» **Task description**
Each entry has to be copied exactly, with nothing missed.

[START]

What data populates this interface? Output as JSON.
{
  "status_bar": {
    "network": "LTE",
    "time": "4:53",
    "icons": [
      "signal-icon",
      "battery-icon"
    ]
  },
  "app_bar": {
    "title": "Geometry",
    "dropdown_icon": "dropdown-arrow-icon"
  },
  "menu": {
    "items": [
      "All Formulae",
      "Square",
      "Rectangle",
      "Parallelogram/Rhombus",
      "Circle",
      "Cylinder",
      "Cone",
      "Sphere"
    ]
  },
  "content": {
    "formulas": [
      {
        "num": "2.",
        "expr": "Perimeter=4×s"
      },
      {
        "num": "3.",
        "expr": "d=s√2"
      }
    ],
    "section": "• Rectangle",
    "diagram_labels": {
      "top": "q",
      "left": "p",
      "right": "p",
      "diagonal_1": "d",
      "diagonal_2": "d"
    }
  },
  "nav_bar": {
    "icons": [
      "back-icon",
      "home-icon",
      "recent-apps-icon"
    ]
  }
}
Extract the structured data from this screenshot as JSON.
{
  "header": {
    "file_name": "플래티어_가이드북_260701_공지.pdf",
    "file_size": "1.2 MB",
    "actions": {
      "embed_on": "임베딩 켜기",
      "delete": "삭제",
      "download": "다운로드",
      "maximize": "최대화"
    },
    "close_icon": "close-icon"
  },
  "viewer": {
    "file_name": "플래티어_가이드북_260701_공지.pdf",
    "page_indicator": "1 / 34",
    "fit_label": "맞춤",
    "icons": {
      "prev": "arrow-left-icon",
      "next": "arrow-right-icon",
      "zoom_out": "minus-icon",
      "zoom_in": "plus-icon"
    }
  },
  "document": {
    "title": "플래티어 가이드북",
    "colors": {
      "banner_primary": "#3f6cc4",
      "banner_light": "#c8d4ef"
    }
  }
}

[END]

» **Task response**
What data populates this interface? Output as JSON.
{
  "status_bar": {
    "network": "LTE",
    "time": "4:53",
    "icons": [
      "signal-icon",
      "battery-icon"
    ]
  },
  "app_bar": {
    "title": "Geometry",
    "dropdown_icon": "dropdown-arrow-icon"
  },
  "menu": {
    "items": [
      "All Formulae",
      "Square",
      "Rectangle",
      "Parallelogram/Rhombus",
      "Circle",
      "Cylinder",
      "Cone",
      "Sphere"
    ]
  },
  "content": {
    "formulas": [
      {
        "num": "2.",
        "expr": "Perimeter=4×s"
      },
      {
        "num": "3.",
        "expr": "d=s√2"
      }
    ],
    "section": "• Rectangle",
    "diagram_labels": {
      "top": "q",
      "left": "p",
      "right": "p",
      "diagonal_1": "d",
      "diagonal_2": "d"
    }
  },
  "nav_bar": {
    "icons": [
      "back-icon",
      "home-icon",
      "recent-apps-icon"
    ]
  }
}
Extract the structured data from this screenshot as JSON.
{
  "header": {
    "file_name": "플래티어_가이드북_260701_공지.pdf",
    "file_size": "1.2 MB",
    "actions": {
      "embed_on": "임베딩 켜기",
      "delete": "삭제",
      "download": "다운로드",
      "maximize": "최대화"
    },
    "close_icon": "close-icon"
  },
  "viewer": {
    "file_name": "플래티어_가이드북_260701_공지.pdf",
    "page_indicator": "1 / 34",
    "fit_label": "맞춤",
    "icons": {
      "prev": "arrow-left-icon",
      "next": "arrow-right-icon",
      "zoom_out": "minus-icon",
      "zoom_in": "plus-icon"
    }
  },
  "document": {
    "title": "플래티어 가이드북",
    "colors": {
      "banner_primary": "#3f6cc4",
      "banner_light": "#c8d4ef"
    }
  }
}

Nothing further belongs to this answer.